• GIVEN EXERCISE: Provide the records once more, identical to the original.

• AVAILABLE DATA:
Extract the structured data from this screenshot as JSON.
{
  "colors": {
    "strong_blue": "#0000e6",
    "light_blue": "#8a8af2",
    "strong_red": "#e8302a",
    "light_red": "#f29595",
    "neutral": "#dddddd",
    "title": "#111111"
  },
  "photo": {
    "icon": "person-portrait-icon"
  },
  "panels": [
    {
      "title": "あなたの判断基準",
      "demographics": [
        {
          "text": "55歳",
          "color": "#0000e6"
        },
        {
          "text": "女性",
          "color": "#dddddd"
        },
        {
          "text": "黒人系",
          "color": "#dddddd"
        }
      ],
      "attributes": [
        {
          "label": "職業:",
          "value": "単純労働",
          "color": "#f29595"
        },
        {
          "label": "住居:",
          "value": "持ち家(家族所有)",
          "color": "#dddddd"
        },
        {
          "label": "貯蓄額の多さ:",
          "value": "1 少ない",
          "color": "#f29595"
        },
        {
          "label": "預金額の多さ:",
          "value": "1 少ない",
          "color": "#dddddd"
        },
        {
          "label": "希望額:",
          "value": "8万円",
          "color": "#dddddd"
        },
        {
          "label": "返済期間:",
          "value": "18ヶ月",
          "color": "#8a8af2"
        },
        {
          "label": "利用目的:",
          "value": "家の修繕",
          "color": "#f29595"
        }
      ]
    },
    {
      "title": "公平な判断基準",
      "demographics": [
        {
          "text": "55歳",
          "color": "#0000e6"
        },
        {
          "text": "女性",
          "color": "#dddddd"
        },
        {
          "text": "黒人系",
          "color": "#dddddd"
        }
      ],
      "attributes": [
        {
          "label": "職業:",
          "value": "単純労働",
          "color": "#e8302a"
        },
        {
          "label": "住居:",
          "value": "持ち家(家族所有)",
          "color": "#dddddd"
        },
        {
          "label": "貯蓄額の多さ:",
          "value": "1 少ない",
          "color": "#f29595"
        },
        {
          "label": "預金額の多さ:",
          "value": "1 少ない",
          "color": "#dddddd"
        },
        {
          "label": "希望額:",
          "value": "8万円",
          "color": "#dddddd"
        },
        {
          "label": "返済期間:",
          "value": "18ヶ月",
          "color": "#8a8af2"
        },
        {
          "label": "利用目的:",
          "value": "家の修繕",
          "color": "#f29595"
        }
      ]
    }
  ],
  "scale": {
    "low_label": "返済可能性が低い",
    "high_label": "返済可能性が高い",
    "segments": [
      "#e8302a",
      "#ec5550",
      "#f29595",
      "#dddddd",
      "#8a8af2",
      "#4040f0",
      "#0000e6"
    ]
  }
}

• WRITTEN ANSWER:
Extract the structured data from this screenshot as JSON.
{
  "colors": {
    "strong_blue": "#0000e6",
    "light_blue": "#8a8af2",
    "strong_red": "#e8302a",
    "light_red": "#f29595",
    "neutral": "#dddddd",
    "title": "#111111"
  },
  "photo": {
    "icon": "person-portrait-icon"
  },
  "panels": [
    {
      "title": "あなたの判断基準",
      "demographics": [
        {
          "text": "55歳",
          "color": "#0000e6"
        },
        {
          "text": "女性",
          "color": "#dddddd"
        },
        {
          "text": "黒人系",
          "color": "#dddddd"
        }
      ],
      "attributes": [
        {
          "label": "職業:",
          "value": "単純労働",
          "color": "#f29595"
        },
        {
          "label": "住居:",
          "value": "持ち家(家族所有)",
          "color": "#dddddd"
        },
        {
          "label": "貯蓄額の多さ:",
          "value": "1 少ない",
          "color": "#f29595"
        },
        {
          "label": "預金額の多さ:",
          "value": "1 少ない",
          "color": "#dddddd"
        },
        {
          "label": "希望額:",
          "value": "8万円",
          "color": "#dddddd"
        },
        {
          "label": "返済期間:",
          "value": "18ヶ月",
          "color": "#8a8af2"
        },
        {
          "label": "利用目的:",
          "value": "家の修繕",
          "color": "#f29595"
        }
      ]
    },
    {
      "title": "公平な判断基準",
      "demographics": [
        {
          "text": "55歳",
          "color": "#0000e6"
        },
        {
          "text": "女性",
          "color": "#dddddd"
        },
        {
          "text": "黒人系",
          "color": "#dddddd"
        }
      ],
      "attributes": [
        {
          "label": "職業:",
          "value": "単純労働",
          "color": "#e8302a"
        },
        {
          "label": "住居:",
          "value": "持ち家(家族所有)",
          "color": "#dddddd"
        },
        {
          "label": "貯蓄額の多さ:",
          "value": "1 少ない",
          "color": "#f29595"
        },
        {
          "label": "預金額の多さ:",
          "value": "1 少ない",
          "color": "#dddddd"
        },
        {
          "label": "希望額:",
          "value": "8万円",
          "color": "#dddddd"
        },
        {
          "label": "返済期間:",
          "value": "18ヶ月",
          "color": "#8a8af2"
        },
        {
          "label": "利用目的:",
          "value": "家の修繕",
          "color": "#f29595"
        }
      ]
    }
  ],
  "scale": {
    "low_label": "返済可能性が低い",
    "high_label": "返済可能性が高い",
    "segments": [
      "#e8302a",
      "#ec5550",
      "#f29595",
      "#dddddd",
      "#8a8af2",
      "#4040f0",
      "#0000e6"
    ]
  }
}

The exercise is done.